GIVEN DATA »
::::::
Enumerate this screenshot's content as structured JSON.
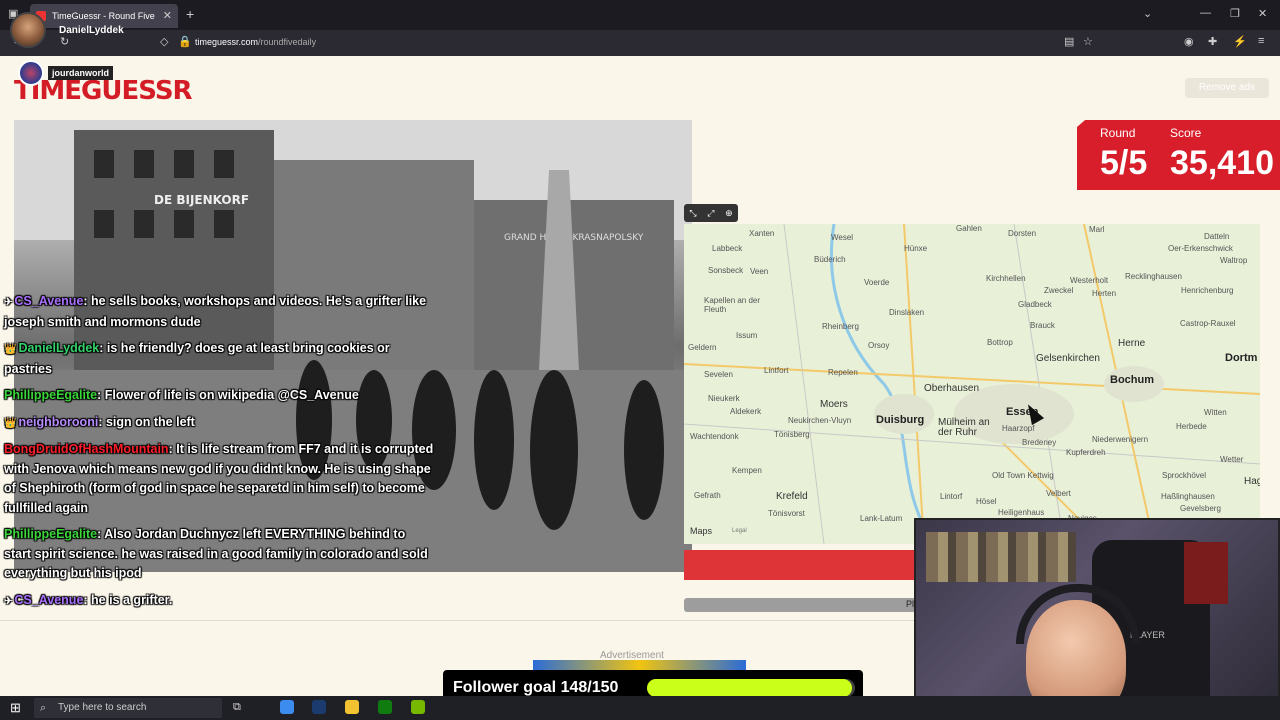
{
  "browser": {
    "tab_title": "TimeGuessr - Round Five",
    "url_domain": "timeguessr.com",
    "url_path": "/roundfivedaily"
  },
  "streamer": {
    "name": "DanielLyddek"
  },
  "page": {
    "logo_text": "TIMEGUESSR",
    "chat_badge_name": "jourdanworld",
    "remove_ads": "Remove ads",
    "round_label": "Round",
    "round_value": "5/5",
    "score_label": "Score",
    "score_value": "35,410",
    "map_brand": "Maps",
    "map_legal": "Legal",
    "play_label": "Pl",
    "ad_label": "Advertisement"
  },
  "photo": {
    "sign_left": "DE BIJENKORF",
    "sign_right": "GRAND HOTEL KRASNAPOLSKY"
  },
  "map": {
    "cities_big": [
      "Essen",
      "Duisburg",
      "Bochum",
      "Gelsenkirchen",
      "Herne",
      "Oberhausen",
      "Moers",
      "Krefeld",
      "Dortm"
    ],
    "cities_small": [
      "Xanten",
      "Wesel",
      "Hünxe",
      "Dorsten",
      "Marl",
      "Datteln",
      "Oer-Erkenschwick",
      "Waltrop",
      "Recklinghausen",
      "Westerholt",
      "Herten",
      "Henrichenburg",
      "Castrop-Rauxel",
      "Sonsbeck",
      "Büderich",
      "Voerde",
      "Dinslaken",
      "Kirchhellen",
      "Zweckel",
      "Gladbeck",
      "Labbeck",
      "Kapellen an der Fleuth",
      "Issum",
      "Rheinberg",
      "Orsoy",
      "Bottrop",
      "Brauck",
      "Geldern",
      "Sevelen",
      "Lintfort",
      "Repelen",
      "Nieukerk",
      "Aldekerk",
      "Wachtendonk",
      "Neukirchen-Vluyn",
      "Tönisberg",
      "Mülheim an der Ruhr",
      "Haarzopf",
      "Bredeney",
      "Kupferdreh",
      "Niederwenigern",
      "Herbede",
      "Witten",
      "Wetter",
      "Kempen",
      "Gefrath",
      "Tönisvorst",
      "Lank-Latum",
      "Lintorf",
      "Hösel",
      "Heiligenhaus",
      "Velbert",
      "Old Town Kettwig",
      "Sprockhövel",
      "Haßlinghausen",
      "Gevelsberg",
      "Neviges",
      "Hag",
      "Gahlen",
      "Veen"
    ]
  },
  "chat": [
    {
      "badge": "✈",
      "user": "CS_Avenue",
      "user_class": "u-purple",
      "text": " he sells books, workshops and videos. He's a grifter like joseph smith and mormons dude"
    },
    {
      "badge": "👑",
      "user": "DanielLyddek",
      "user_class": "u-green",
      "text": " is he friendly? does ge at least bring cookies or pastries"
    },
    {
      "badge": "",
      "user": "PhillippeEgalite",
      "user_class": "u-green2",
      "text": " Flower of life is on wikipedia @CS_Avenue"
    },
    {
      "badge": "👑",
      "user": "neighborooni",
      "user_class": "u-violet",
      "text": " sign on the left"
    },
    {
      "badge": "",
      "user": "BongDruidOfHashMountain",
      "user_class": "u-red",
      "text": " It is life stream from FF7 and it is corrupted with Jenova which means new god if you didnt know. He is using shape of Shephiroth (form of god in space he separetd in him self) to become fullfilled again"
    },
    {
      "badge": "",
      "user": "PhillippeEgalite",
      "user_class": "u-green2",
      "text": " Also Jordan Duchnycz left EVERYTHING behind to start spirit science. he was raised in a good family in colorado and sold everything but his ipod"
    },
    {
      "badge": "✈",
      "user": "CS_Avenue",
      "user_class": "u-purple",
      "text": " he is a grifter."
    }
  ],
  "webcam": {
    "chair_text": "PLAYER"
  },
  "follower_goal": {
    "label": "Follower goal 148/150",
    "current": 148,
    "target": 150
  },
  "taskbar": {
    "search_placeholder": "Type here to search"
  },
  "colors": {
    "brand_red": "#d81e2a",
    "page_bg": "#fbf6ea",
    "goal_green": "#c9ff18"
  }
}
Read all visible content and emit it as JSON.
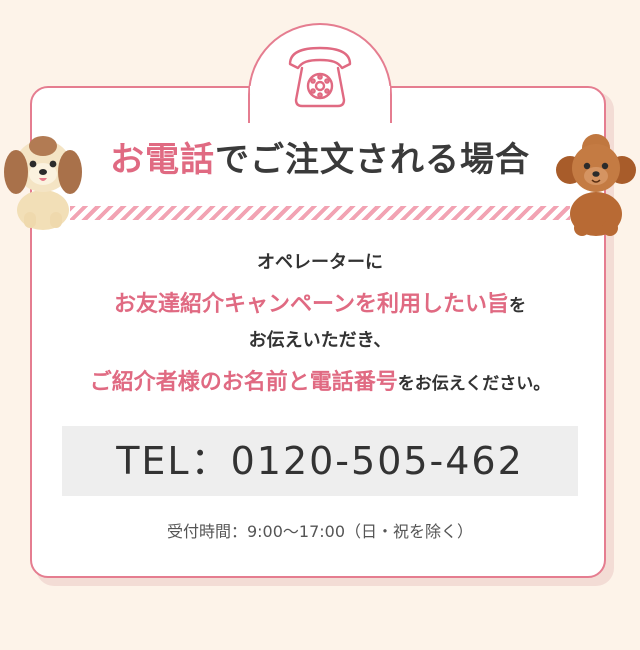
{
  "header": {
    "title_highlight": "お電話",
    "title_rest": "でご注文される場合"
  },
  "body": {
    "line1": "オペレーターに",
    "line2_highlight": "お友達紹介キャンペーンを利用したい旨",
    "line2_rest": "を",
    "line3": "お伝えいただき、",
    "line4_highlight": "ご紹介者様のお名前と電話番号",
    "line4_rest": "をお伝えください。"
  },
  "contact": {
    "tel": "TEL：0120-505-462",
    "hours": "受付時間：9:00～17:00（日・祝を除く）"
  },
  "icons": {
    "phone": "telephone-icon",
    "dog_left": "shih-tzu-dog-illustration",
    "dog_right": "toy-poodle-dog-illustration"
  },
  "colors": {
    "accent": "#e06a82",
    "border": "#e57d90",
    "background": "#fdf3e9"
  }
}
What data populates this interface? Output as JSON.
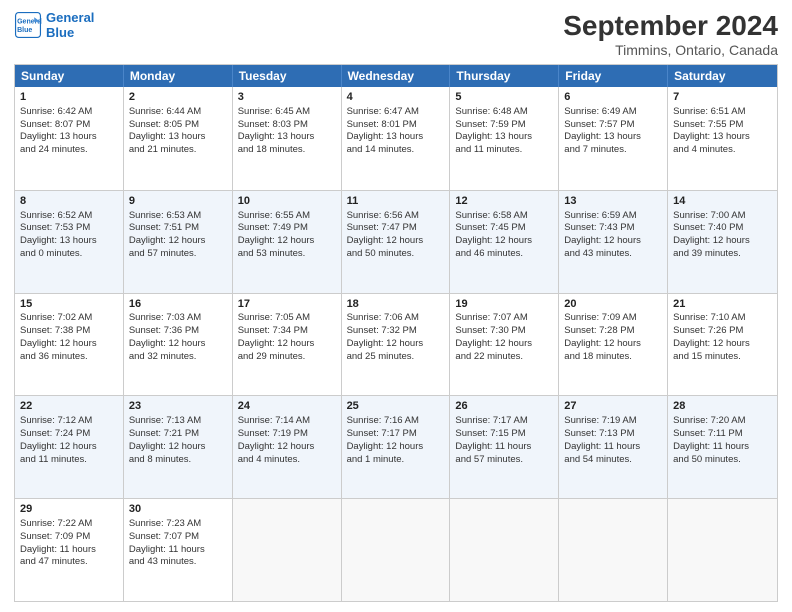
::::::
PROBLEM DETAILS »
Without including any pictures, print each record exactly.

OUTPUT FOR THIS TASK »
Enumerate this screenshot's content as structured JSON.
{
  "browser": {
    "tab_title": "TimeGuessr - Round Five",
    "url_domain": "timeguessr.com",
    "url_path": "/roundfivedaily"
  },
  "streamer": {
    "name": "DanielLyddek"
  },
  "page": {
    "logo_text": "TIMEGUESSR",
    "chat_badge_name": "jourdanworld",
    "remove_ads": "Remove ads",
    "round_label": "Round",
    "round_value": "5/5",
    "score_label": "Score",
    "score_value": "35,410",
    "map_brand": "Maps",
    "map_legal": "Legal",
    "play_label": "Pl",
    "ad_label": "Advertisement"
  },
  "photo": {
    "sign_left": "DE BIJENKORF",
    "sign_right": "GRAND HOTEL KRASNAPOLSKY"
  },
  "map": {
    "cities_big": [
      "Essen",
      "Duisburg",
      "Bochum",
      "Gelsenkirchen",
      "Herne",
      "Oberhausen",
      "Moers",
      "Krefeld",
      "Dortm"
    ],
    "cities_small": [
      "Xanten",
      "Wesel",
      "Hünxe",
      "Dorsten",
      "Marl",
      "Datteln",
      "Oer-Erkenschwick",
      "Waltrop",
      "Recklinghausen",
      "Westerholt",
      "Herten",
      "Henrichenburg",
      "Castrop-Rauxel",
      "Sonsbeck",
      "Büderich",
      "Voerde",
      "Dinslaken",
      "Kirchhellen",
      "Zweckel",
      "Gladbeck",
      "Labbeck",
      "Kapellen an der Fleuth",
      "Issum",
      "Rheinberg",
      "Orsoy",
      "Bottrop",
      "Brauck",
      "Geldern",
      "Sevelen",
      "Lintfort",
      "Repelen",
      "Nieukerk",
      "Aldekerk",
      "Wachtendonk",
      "Neukirchen-Vluyn",
      "Tönisberg",
      "Mülheim an der Ruhr",
      "Haarzopf",
      "Bredeney",
      "Kupferdreh",
      "Niederwenigern",
      "Herbede",
      "Witten",
      "Wetter",
      "Kempen",
      "Gefrath",
      "Tönisvorst",
      "Lank-Latum",
      "Lintorf",
      "Hösel",
      "Heiligenhaus",
      "Velbert",
      "Old Town Kettwig",
      "Sprockhövel",
      "Haßlinghausen",
      "Gevelsberg",
      "Neviges",
      "Hag",
      "Gahlen",
      "Veen"
    ]
  },
  "chat": [
    {
      "badge": "✈",
      "user": "CS_Avenue",
      "user_class": "u-purple",
      "text": " he sells books, workshops and videos. He's a grifter like joseph smith and mormons dude"
    },
    {
      "badge": "👑",
      "user": "DanielLyddek",
      "user_class": "u-green",
      "text": " is he friendly? does ge at least bring cookies or pastries"
    },
    {
      "badge": "",
      "user": "PhillippeEgalite",
      "user_class": "u-green2",
      "text": " Flower of life is on wikipedia @CS_Avenue"
    },
    {
      "badge": "👑",
      "user": "neighborooni",
      "user_class": "u-violet",
      "text": " sign on the left"
    },
    {
      "badge": "",
      "user": "BongDruidOfHashMountain",
      "user_class": "u-red",
      "text": " It is life stream from FF7 and it is corrupted with Jenova which means new god if you didnt know. He is using shape of Shephiroth (form of god in space he separetd in him self) to become fullfilled again"
    },
    {
      "badge": "",
      "user": "PhillippeEgalite",
      "user_class": "u-green2",
      "text": " Also Jordan Duchnycz left EVERYTHING behind to start spirit science. he was raised in a good family in colorado and sold everything but his ipod"
    },
    {
      "badge": "✈",
      "user": "CS_Avenue",
      "user_class": "u-purple",
      "text": " he is a grifter."
    }
  ],
  "webcam": {
    "chair_text": "PLAYER"
  },
  "follower_goal": {
    "label": "Follower goal 148/150",
    "current": 148,
    "target": 150
  },
  "taskbar": {
    "search_placeholder": "Type here to search"
  },
  "colors": {
    "brand_red": "#d81e2a",
    "page_bg": "#fbf6ea",
    "goal_green": "#c9ff18"
  }
}
Read all visible content and emit it as JSON.
{
  "header": {
    "title_highlight": "お電話",
    "title_rest": "でご注文される場合"
  },
  "body": {
    "line1": "オペレーターに",
    "line2_highlight": "お友達紹介キャンペーンを利用したい旨",
    "line2_rest": "を",
    "line3": "お伝えいただき、",
    "line4_highlight": "ご紹介者様のお名前と電話番号",
    "line4_rest": "をお伝えください。"
  },
  "contact": {
    "tel": "TEL：0120-505-462",
    "hours": "受付時間：9:00～17:00（日・祝を除く）"
  },
  "icons": {
    "phone": "telephone-icon",
    "dog_left": "shih-tzu-dog-illustration",
    "dog_right": "toy-poodle-dog-illustration"
  },
  "colors": {
    "accent": "#e06a82",
    "border": "#e57d90",
    "background": "#fdf3e9"
  }
}
What data populates this interface? Output as JSON.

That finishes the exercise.